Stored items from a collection
++++++++++++++++++++

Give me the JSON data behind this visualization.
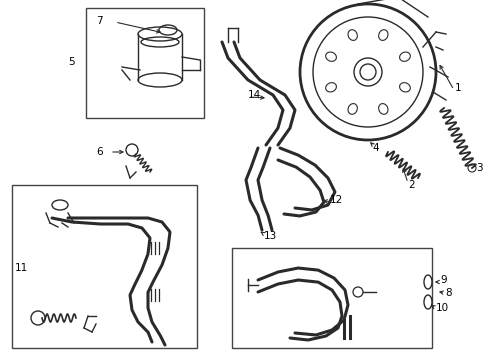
{
  "bg_color": "#ffffff",
  "line_color": "#2a2a2a",
  "label_color": "#000000",
  "fig_width": 4.89,
  "fig_height": 3.6,
  "dpi": 100,
  "xlim": [
    0,
    489
  ],
  "ylim": [
    0,
    360
  ]
}
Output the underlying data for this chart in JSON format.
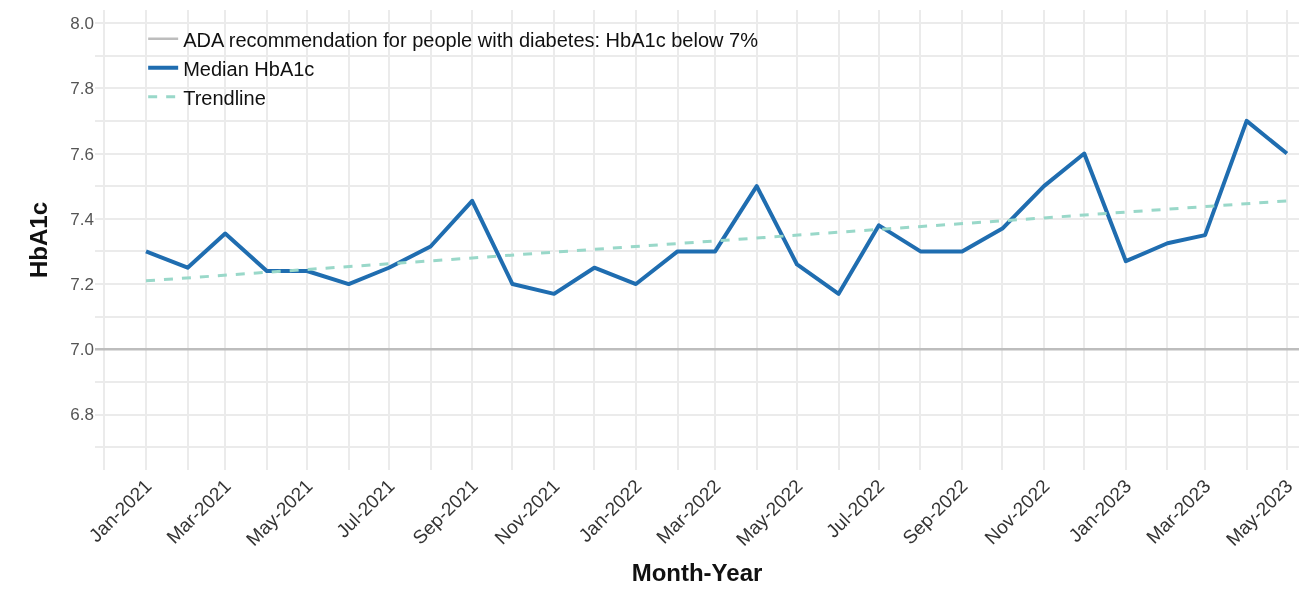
{
  "chart_data": {
    "type": "line",
    "xlabel": "Month-Year",
    "ylabel": "HbA1c",
    "x": [
      "2021-01",
      "2021-02",
      "2021-03",
      "2021-04",
      "2021-05",
      "2021-06",
      "2021-07",
      "2021-08",
      "2021-09",
      "2021-10",
      "2021-11",
      "2021-12",
      "2022-01",
      "2022-02",
      "2022-03",
      "2022-04",
      "2022-05",
      "2022-06",
      "2022-07",
      "2022-08",
      "2022-09",
      "2022-10",
      "2022-11",
      "2022-12",
      "2023-01",
      "2023-02",
      "2023-03",
      "2023-04",
      "2023-05"
    ],
    "series": [
      {
        "name": "Median HbA1c",
        "color": "#1f6db0",
        "line_style": "solid",
        "values": [
          7.3,
          7.25,
          7.355,
          7.24,
          7.24,
          7.2,
          7.25,
          7.315,
          7.455,
          7.2,
          7.17,
          7.25,
          7.2,
          7.3,
          7.3,
          7.5,
          7.26,
          7.17,
          7.38,
          7.3,
          7.3,
          7.37,
          7.5,
          7.6,
          7.27,
          7.325,
          7.35,
          7.7,
          7.6
        ]
      },
      {
        "name": "Trendline",
        "type": "line",
        "color": "#99d8c9",
        "line_style": "dashed",
        "x": [
          "2021-01",
          "2023-05"
        ],
        "values": [
          7.21,
          7.455
        ]
      }
    ],
    "ref_lines": [
      {
        "axis": "y",
        "value": 7.0,
        "label": "ADA recommendation for people with diabetes: HbA1c below 7%",
        "color": "#bdbdbd"
      }
    ],
    "xlim": [
      "2020-11-24",
      "2023-05-10"
    ],
    "xticks": [
      {
        "value": "2020-12",
        "label": null
      },
      {
        "value": "2021-01",
        "label": "Jan-2021"
      },
      {
        "value": "2021-02",
        "label": null
      },
      {
        "value": "2021-03",
        "label": "Mar-2021"
      },
      {
        "value": "2021-04",
        "label": null
      },
      {
        "value": "2021-05",
        "label": "May-2021"
      },
      {
        "value": "2021-06",
        "label": null
      },
      {
        "value": "2021-07",
        "label": "Jul-2021"
      },
      {
        "value": "2021-08",
        "label": null
      },
      {
        "value": "2021-09",
        "label": "Sep-2021"
      },
      {
        "value": "2021-10",
        "label": null
      },
      {
        "value": "2021-11",
        "label": "Nov-2021"
      },
      {
        "value": "2021-12",
        "label": null
      },
      {
        "value": "2022-01",
        "label": "Jan-2022"
      },
      {
        "value": "2022-02",
        "label": null
      },
      {
        "value": "2022-03",
        "label": "Mar-2022"
      },
      {
        "value": "2022-04",
        "label": null
      },
      {
        "value": "2022-05",
        "label": "May-2022"
      },
      {
        "value": "2022-06",
        "label": null
      },
      {
        "value": "2022-07",
        "label": "Jul-2022"
      },
      {
        "value": "2022-08",
        "label": null
      },
      {
        "value": "2022-09",
        "label": "Sep-2022"
      },
      {
        "value": "2022-10",
        "label": null
      },
      {
        "value": "2022-11",
        "label": "Nov-2022"
      },
      {
        "value": "2022-12",
        "label": null
      },
      {
        "value": "2023-01",
        "label": "Jan-2023"
      },
      {
        "value": "2023-02",
        "label": null
      },
      {
        "value": "2023-03",
        "label": "Mar-2023"
      },
      {
        "value": "2023-04",
        "label": null
      },
      {
        "value": "2023-05",
        "label": "May-2023"
      }
    ],
    "ylim": [
      6.63,
      8.04
    ],
    "yticks": [
      {
        "value": 6.7,
        "label": null
      },
      {
        "value": 6.8,
        "label": "6.8"
      },
      {
        "value": 6.9,
        "label": null
      },
      {
        "value": 7.0,
        "label": "7.0"
      },
      {
        "value": 7.1,
        "label": null
      },
      {
        "value": 7.2,
        "label": "7.2"
      },
      {
        "value": 7.3,
        "label": null
      },
      {
        "value": 7.4,
        "label": "7.4"
      },
      {
        "value": 7.5,
        "label": null
      },
      {
        "value": 7.6,
        "label": "7.6"
      },
      {
        "value": 7.7,
        "label": null
      },
      {
        "value": 7.8,
        "label": "7.8"
      },
      {
        "value": 7.9,
        "label": null
      },
      {
        "value": 8.0,
        "label": "8.0"
      }
    ],
    "grid": true,
    "legend": "top left",
    "marker": "none"
  }
}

++++++++++++++++++++

Task to carry out: Your copy should match the records word for word, with the pictures removed.

Task answer:
Give me the JSON data behind this visualization.
{
  "bg_color": "#ffffff",
  "line_color": "#2a2a2a",
  "label_color": "#000000",
  "fig_width": 4.89,
  "fig_height": 3.6,
  "dpi": 100,
  "xlim": [
    0,
    489
  ],
  "ylim": [
    0,
    360
  ]
}
Output the underlying data for this chart in JSON format.
{
  "chart_data": {
    "type": "line",
    "xlabel": "Month-Year",
    "ylabel": "HbA1c",
    "x": [
      "2021-01",
      "2021-02",
      "2021-03",
      "2021-04",
      "2021-05",
      "2021-06",
      "2021-07",
      "2021-08",
      "2021-09",
      "2021-10",
      "2021-11",
      "2021-12",
      "2022-01",
      "2022-02",
      "2022-03",
      "2022-04",
      "2022-05",
      "2022-06",
      "2022-07",
      "2022-08",
      "2022-09",
      "2022-10",
      "2022-11",
      "2022-12",
      "2023-01",
      "2023-02",
      "2023-03",
      "2023-04",
      "2023-05"
    ],
    "series": [
      {
        "name": "Median HbA1c",
        "color": "#1f6db0",
        "line_style": "solid",
        "values": [
          7.3,
          7.25,
          7.355,
          7.24,
          7.24,
          7.2,
          7.25,
          7.315,
          7.455,
          7.2,
          7.17,
          7.25,
          7.2,
          7.3,
          7.3,
          7.5,
          7.26,
          7.17,
          7.38,
          7.3,
          7.3,
          7.37,
          7.5,
          7.6,
          7.27,
          7.325,
          7.35,
          7.7,
          7.6
        ]
      },
      {
        "name": "Trendline",
        "type": "line",
        "color": "#99d8c9",
        "line_style": "dashed",
        "x": [
          "2021-01",
          "2023-05"
        ],
        "values": [
          7.21,
          7.455
        ]
      }
    ],
    "ref_lines": [
      {
        "axis": "y",
        "value": 7.0,
        "label": "ADA recommendation for people with diabetes: HbA1c below 7%",
        "color": "#bdbdbd"
      }
    ],
    "xlim": [
      "2020-11-24",
      "2023-05-10"
    ],
    "xticks": [
      {
        "value": "2020-12",
        "label": null
      },
      {
        "value": "2021-01",
        "label": "Jan-2021"
      },
      {
        "value": "2021-02",
        "label": null
      },
      {
        "value": "2021-03",
        "label": "Mar-2021"
      },
      {
        "value": "2021-04",
        "label": null
      },
      {
        "value": "2021-05",
        "label": "May-2021"
      },
      {
        "value": "2021-06",
        "label": null
      },
      {
        "value": "2021-07",
        "label": "Jul-2021"
      },
      {
        "value": "2021-08",
        "label": null
      },
      {
        "value": "2021-09",
        "label": "Sep-2021"
      },
      {
        "value": "2021-10",
        "label": null
      },
      {
        "value": "2021-11",
        "label": "Nov-2021"
      },
      {
        "value": "2021-12",
        "label": null
      },
      {
        "value": "2022-01",
        "label": "Jan-2022"
      },
      {
        "value": "2022-02",
        "label": null
      },
      {
        "value": "2022-03",
        "label": "Mar-2022"
      },
      {
        "value": "2022-04",
        "label": null
      },
      {
        "value": "2022-05",
        "label": "May-2022"
      },
      {
        "value": "2022-06",
        "label": null
      },
      {
        "value": "2022-07",
        "label": "Jul-2022"
      },
      {
        "value": "2022-08",
        "label": null
      },
      {
        "value": "2022-09",
        "label": "Sep-2022"
      },
      {
        "value": "2022-10",
        "label": null
      },
      {
        "value": "2022-11",
        "label": "Nov-2022"
      },
      {
        "value": "2022-12",
        "label": null
      },
      {
        "value": "2023-01",
        "label": "Jan-2023"
      },
      {
        "value": "2023-02",
        "label": null
      },
      {
        "value": "2023-03",
        "label": "Mar-2023"
      },
      {
        "value": "2023-04",
        "label": null
      },
      {
        "value": "2023-05",
        "label": "May-2023"
      }
    ],
    "ylim": [
      6.63,
      8.04
    ],
    "yticks": [
      {
        "value": 6.7,
        "label": null
      },
      {
        "value": 6.8,
        "label": "6.8"
      },
      {
        "value": 6.9,
        "label": null
      },
      {
        "value": 7.0,
        "label": "7.0"
      },
      {
        "value": 7.1,
        "label": null
      },
      {
        "value": 7.2,
        "label": "7.2"
      },
      {
        "value": 7.3,
        "label": null
      },
      {
        "value": 7.4,
        "label": "7.4"
      },
      {
        "value": 7.5,
        "label": null
      },
      {
        "value": 7.6,
        "label": "7.6"
      },
      {
        "value": 7.7,
        "label": null
      },
      {
        "value": 7.8,
        "label": "7.8"
      },
      {
        "value": 7.9,
        "label": null
      },
      {
        "value": 8.0,
        "label": "8.0"
      }
    ],
    "grid": true,
    "legend": "top left",
    "marker": "none"
  }
}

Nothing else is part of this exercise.